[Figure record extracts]
--- START ---

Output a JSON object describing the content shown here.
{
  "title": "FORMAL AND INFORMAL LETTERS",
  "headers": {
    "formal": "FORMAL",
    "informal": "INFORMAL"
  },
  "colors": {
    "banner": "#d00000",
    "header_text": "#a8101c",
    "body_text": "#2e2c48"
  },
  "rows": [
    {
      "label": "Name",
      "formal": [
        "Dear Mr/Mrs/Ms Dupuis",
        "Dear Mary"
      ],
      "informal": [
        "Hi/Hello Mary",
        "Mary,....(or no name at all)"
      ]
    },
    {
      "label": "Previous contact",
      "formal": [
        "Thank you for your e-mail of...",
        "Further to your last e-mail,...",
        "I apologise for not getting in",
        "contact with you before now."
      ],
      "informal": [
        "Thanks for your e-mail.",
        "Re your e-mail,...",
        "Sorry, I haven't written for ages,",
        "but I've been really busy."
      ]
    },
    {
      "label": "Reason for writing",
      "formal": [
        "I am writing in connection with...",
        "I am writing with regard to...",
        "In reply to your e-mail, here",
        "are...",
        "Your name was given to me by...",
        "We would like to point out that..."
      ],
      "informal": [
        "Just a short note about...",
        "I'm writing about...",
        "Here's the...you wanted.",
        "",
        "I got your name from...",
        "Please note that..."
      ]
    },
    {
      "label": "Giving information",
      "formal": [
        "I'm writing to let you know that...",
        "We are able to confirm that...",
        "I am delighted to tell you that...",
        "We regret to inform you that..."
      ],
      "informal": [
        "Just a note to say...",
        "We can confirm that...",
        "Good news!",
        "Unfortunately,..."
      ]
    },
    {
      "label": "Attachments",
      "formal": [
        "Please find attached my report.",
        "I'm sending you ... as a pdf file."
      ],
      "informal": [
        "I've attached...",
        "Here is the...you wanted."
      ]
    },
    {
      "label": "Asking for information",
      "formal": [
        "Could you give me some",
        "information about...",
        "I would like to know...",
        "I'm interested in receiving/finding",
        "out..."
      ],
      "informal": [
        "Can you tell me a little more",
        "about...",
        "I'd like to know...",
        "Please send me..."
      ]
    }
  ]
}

--- END ---

To do: Write the whole listing out again. Keep every line exactly as it is.

Finished exercise:
Output a JSON object describing the content shown here.
{
  "title": "FORMAL AND INFORMAL LETTERS",
  "headers": {
    "formal": "FORMAL",
    "informal": "INFORMAL"
  },
  "colors": {
    "banner": "#d00000",
    "header_text": "#a8101c",
    "body_text": "#2e2c48"
  },
  "rows": [
    {
      "label": "Name",
      "formal": [
        "Dear Mr/Mrs/Ms Dupuis",
        "Dear Mary"
      ],
      "informal": [
        "Hi/Hello Mary",
        "Mary,....(or no name at all)"
      ]
    },
    {
      "label": "Previous contact",
      "formal": [
        "Thank you for your e-mail of...",
        "Further to your last e-mail,...",
        "I apologise for not getting in",
        "contact with you before now."
      ],
      "informal": [
        "Thanks for your e-mail.",
        "Re your e-mail,...",
        "Sorry, I haven't written for ages,",
        "but I've been really busy."
      ]
    },
    {
      "label": "Reason for writing",
      "formal": [
        "I am writing in connection with...",
        "I am writing with regard to...",
        "In reply to your e-mail, here",
        "are...",
        "Your name was given to me by...",
        "We would like to point out that..."
      ],
      "informal": [
        "Just a short note about...",
        "I'm writing about...",
        "Here's the...you wanted.",
        "",
        "I got your name from...",
        "Please note that..."
      ]
    },
    {
      "label": "Giving information",
      "formal": [
        "I'm writing to let you know that...",
        "We are able to confirm that...",
        "I am delighted to tell you that...",
        "We regret to inform you that..."
      ],
      "informal": [
        "Just a note to say...",
        "We can confirm that...",
        "Good news!",
        "Unfortunately,..."
      ]
    },
    {
      "label": "Attachments",
      "formal": [
        "Please find attached my report.",
        "I'm sending you ... as a pdf file."
      ],
      "informal": [
        "I've attached...",
        "Here is the...you wanted."
      ]
    },
    {
      "label": "Asking for information",
      "formal": [
        "Could you give me some",
        "information about...",
        "I would like to know...",
        "I'm interested in receiving/finding",
        "out..."
      ],
      "informal": [
        "Can you tell me a little more",
        "about...",
        "I'd like to know...",
        "Please send me..."
      ]
    }
  ]
}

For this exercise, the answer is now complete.